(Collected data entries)
========

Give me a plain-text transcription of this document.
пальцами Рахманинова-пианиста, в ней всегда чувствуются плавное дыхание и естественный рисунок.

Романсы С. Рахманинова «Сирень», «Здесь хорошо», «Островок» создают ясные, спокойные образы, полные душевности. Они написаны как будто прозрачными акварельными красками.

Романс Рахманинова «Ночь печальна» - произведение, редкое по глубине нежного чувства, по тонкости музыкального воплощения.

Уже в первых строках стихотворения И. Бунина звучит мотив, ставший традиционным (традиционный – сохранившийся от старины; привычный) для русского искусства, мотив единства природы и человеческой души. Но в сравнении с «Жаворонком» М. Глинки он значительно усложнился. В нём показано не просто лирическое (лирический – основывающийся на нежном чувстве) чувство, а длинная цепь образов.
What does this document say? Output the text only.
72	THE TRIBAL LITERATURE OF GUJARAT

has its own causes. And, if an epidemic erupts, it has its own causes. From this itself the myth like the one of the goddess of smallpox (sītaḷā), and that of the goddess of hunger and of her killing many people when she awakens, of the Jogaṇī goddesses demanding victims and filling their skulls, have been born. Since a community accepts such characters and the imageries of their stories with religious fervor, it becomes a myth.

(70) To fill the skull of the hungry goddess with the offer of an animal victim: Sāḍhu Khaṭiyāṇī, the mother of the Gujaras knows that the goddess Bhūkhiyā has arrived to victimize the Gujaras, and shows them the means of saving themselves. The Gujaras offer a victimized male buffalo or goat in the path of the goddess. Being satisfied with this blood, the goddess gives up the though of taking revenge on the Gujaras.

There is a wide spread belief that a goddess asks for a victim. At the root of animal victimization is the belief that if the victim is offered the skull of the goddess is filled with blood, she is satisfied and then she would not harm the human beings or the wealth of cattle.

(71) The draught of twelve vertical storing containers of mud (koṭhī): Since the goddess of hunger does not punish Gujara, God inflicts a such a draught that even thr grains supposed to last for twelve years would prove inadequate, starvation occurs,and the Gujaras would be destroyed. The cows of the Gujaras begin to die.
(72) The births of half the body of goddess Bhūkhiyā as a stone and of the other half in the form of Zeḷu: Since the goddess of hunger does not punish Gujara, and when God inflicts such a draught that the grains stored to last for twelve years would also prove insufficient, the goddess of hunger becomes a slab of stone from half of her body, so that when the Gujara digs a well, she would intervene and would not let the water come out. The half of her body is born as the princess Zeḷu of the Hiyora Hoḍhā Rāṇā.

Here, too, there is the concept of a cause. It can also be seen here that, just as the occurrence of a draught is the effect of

========

> **Challenge**
Report only the number of lines in the records that include the word "text".

> **Solution for this problem**
2